**ROWS**
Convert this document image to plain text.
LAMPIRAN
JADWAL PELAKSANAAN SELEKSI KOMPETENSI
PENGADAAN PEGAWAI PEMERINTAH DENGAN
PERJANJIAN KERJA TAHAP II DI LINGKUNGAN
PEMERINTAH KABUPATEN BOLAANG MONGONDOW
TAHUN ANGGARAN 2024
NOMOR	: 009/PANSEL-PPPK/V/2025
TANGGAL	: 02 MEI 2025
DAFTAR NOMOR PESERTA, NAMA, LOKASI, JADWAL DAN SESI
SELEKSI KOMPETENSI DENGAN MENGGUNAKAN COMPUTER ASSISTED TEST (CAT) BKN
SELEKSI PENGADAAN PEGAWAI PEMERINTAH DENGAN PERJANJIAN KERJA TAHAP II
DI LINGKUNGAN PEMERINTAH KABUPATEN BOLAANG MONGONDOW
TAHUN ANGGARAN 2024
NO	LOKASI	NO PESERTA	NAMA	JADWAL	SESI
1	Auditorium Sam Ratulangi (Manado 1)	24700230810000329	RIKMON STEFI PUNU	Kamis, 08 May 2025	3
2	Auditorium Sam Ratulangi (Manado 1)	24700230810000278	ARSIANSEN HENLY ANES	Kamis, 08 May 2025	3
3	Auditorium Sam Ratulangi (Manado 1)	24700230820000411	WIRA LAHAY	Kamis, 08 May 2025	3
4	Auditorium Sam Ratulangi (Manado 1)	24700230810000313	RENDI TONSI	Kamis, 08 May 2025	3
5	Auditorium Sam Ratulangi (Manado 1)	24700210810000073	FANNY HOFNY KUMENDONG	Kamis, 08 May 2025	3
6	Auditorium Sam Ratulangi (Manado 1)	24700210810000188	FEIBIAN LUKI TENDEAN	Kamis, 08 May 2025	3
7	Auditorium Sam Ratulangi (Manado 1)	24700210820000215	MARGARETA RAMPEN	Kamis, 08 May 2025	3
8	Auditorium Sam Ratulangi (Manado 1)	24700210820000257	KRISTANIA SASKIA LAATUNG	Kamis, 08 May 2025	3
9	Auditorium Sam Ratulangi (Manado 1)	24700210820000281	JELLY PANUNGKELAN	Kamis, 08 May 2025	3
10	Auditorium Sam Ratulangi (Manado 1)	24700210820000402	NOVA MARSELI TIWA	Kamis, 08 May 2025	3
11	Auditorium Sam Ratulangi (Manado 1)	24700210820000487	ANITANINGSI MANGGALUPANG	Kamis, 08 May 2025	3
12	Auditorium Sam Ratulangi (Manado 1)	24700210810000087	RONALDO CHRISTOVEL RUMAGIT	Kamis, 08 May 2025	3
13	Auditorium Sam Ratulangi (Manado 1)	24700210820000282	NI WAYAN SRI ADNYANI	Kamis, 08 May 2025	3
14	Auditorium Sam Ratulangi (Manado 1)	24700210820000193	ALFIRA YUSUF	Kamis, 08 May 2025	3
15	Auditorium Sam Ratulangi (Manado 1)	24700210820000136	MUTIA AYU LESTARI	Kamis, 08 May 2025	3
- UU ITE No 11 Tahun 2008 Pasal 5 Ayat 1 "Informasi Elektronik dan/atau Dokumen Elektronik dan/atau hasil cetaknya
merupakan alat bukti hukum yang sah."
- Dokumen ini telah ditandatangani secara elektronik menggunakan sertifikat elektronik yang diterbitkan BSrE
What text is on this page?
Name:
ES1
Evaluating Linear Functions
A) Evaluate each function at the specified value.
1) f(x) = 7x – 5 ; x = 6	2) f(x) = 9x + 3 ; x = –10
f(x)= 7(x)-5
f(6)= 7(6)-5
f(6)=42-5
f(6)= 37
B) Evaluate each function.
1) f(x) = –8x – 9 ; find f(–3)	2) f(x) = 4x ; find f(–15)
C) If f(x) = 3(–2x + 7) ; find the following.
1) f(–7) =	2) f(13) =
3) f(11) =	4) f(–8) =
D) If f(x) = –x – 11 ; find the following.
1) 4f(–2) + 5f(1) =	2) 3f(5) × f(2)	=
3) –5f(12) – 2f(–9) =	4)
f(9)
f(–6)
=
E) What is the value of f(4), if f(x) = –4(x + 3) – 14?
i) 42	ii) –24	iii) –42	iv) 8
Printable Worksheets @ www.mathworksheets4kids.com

**PROBLEM TO SOLVE**
Nothing may be left out: return each entry exactly as it reads.

**EXERCISE SOLUTION**
Convert this document image to plain text.
LAMPIRAN
JADWAL PELAKSANAAN SELEKSI KOMPETENSI
PENGADAAN PEGAWAI PEMERINTAH DENGAN
PERJANJIAN KERJA TAHAP II DI LINGKUNGAN
PEMERINTAH KABUPATEN BOLAANG MONGONDOW
TAHUN ANGGARAN 2024
NOMOR	: 009/PANSEL-PPPK/V/2025
TANGGAL	: 02 MEI 2025
DAFTAR NOMOR PESERTA, NAMA, LOKASI, JADWAL DAN SESI
SELEKSI KOMPETENSI DENGAN MENGGUNAKAN COMPUTER ASSISTED TEST (CAT) BKN
SELEKSI PENGADAAN PEGAWAI PEMERINTAH DENGAN PERJANJIAN KERJA TAHAP II
DI LINGKUNGAN PEMERINTAH KABUPATEN BOLAANG MONGONDOW
TAHUN ANGGARAN 2024
NO	LOKASI	NO PESERTA	NAMA	JADWAL	SESI
1	Auditorium Sam Ratulangi (Manado 1)	24700230810000329	RIKMON STEFI PUNU	Kamis, 08 May 2025	3
2	Auditorium Sam Ratulangi (Manado 1)	24700230810000278	ARSIANSEN HENLY ANES	Kamis, 08 May 2025	3
3	Auditorium Sam Ratulangi (Manado 1)	24700230820000411	WIRA LAHAY	Kamis, 08 May 2025	3
4	Auditorium Sam Ratulangi (Manado 1)	24700230810000313	RENDI TONSI	Kamis, 08 May 2025	3
5	Auditorium Sam Ratulangi (Manado 1)	24700210810000073	FANNY HOFNY KUMENDONG	Kamis, 08 May 2025	3
6	Auditorium Sam Ratulangi (Manado 1)	24700210810000188	FEIBIAN LUKI TENDEAN	Kamis, 08 May 2025	3
7	Auditorium Sam Ratulangi (Manado 1)	24700210820000215	MARGARETA RAMPEN	Kamis, 08 May 2025	3
8	Auditorium Sam Ratulangi (Manado 1)	24700210820000257	KRISTANIA SASKIA LAATUNG	Kamis, 08 May 2025	3
9	Auditorium Sam Ratulangi (Manado 1)	24700210820000281	JELLY PANUNGKELAN	Kamis, 08 May 2025	3
10	Auditorium Sam Ratulangi (Manado 1)	24700210820000402	NOVA MARSELI TIWA	Kamis, 08 May 2025	3
11	Auditorium Sam Ratulangi (Manado 1)	24700210820000487	ANITANINGSI MANGGALUPANG	Kamis, 08 May 2025	3
12	Auditorium Sam Ratulangi (Manado 1)	24700210810000087	RONALDO CHRISTOVEL RUMAGIT	Kamis, 08 May 2025	3
13	Auditorium Sam Ratulangi (Manado 1)	24700210820000282	NI WAYAN SRI ADNYANI	Kamis, 08 May 2025	3
14	Auditorium Sam Ratulangi (Manado 1)	24700210820000193	ALFIRA YUSUF	Kamis, 08 May 2025	3
15	Auditorium Sam Ratulangi (Manado 1)	24700210820000136	MUTIA AYU LESTARI	Kamis, 08 May 2025	3
- UU ITE No 11 Tahun 2008 Pasal 5 Ayat 1 "Informasi Elektronik dan/atau Dokumen Elektronik dan/atau hasil cetaknya
merupakan alat bukti hukum yang sah."
- Dokumen ini telah ditandatangani secara elektronik menggunakan sertifikat elektronik yang diterbitkan BSrE
What text is on this page?
Name:
ES1
Evaluating Linear Functions
A) Evaluate each function at the specified value.
1) f(x) = 7x – 5 ; x = 6	2) f(x) = 9x + 3 ; x = –10
f(x)= 7(x)-5
f(6)= 7(6)-5
f(6)=42-5
f(6)= 37
B) Evaluate each function.
1) f(x) = –8x – 9 ; find f(–3)	2) f(x) = 4x ; find f(–15)
C) If f(x) = 3(–2x + 7) ; find the following.
1) f(–7) =	2) f(13) =
3) f(11) =	4) f(–8) =
D) If f(x) = –x – 11 ; find the following.
1) 4f(–2) + 5f(1) =	2) 3f(5) × f(2)	=
3) –5f(12) – 2f(–9) =	4)
f(9)
f(–6)
=
E) What is the value of f(4), if f(x) = –4(x + 3) – 14?
i) 42	ii) –24	iii) –42	iv) 8
Printable Worksheets @ www.mathworksheets4kids.com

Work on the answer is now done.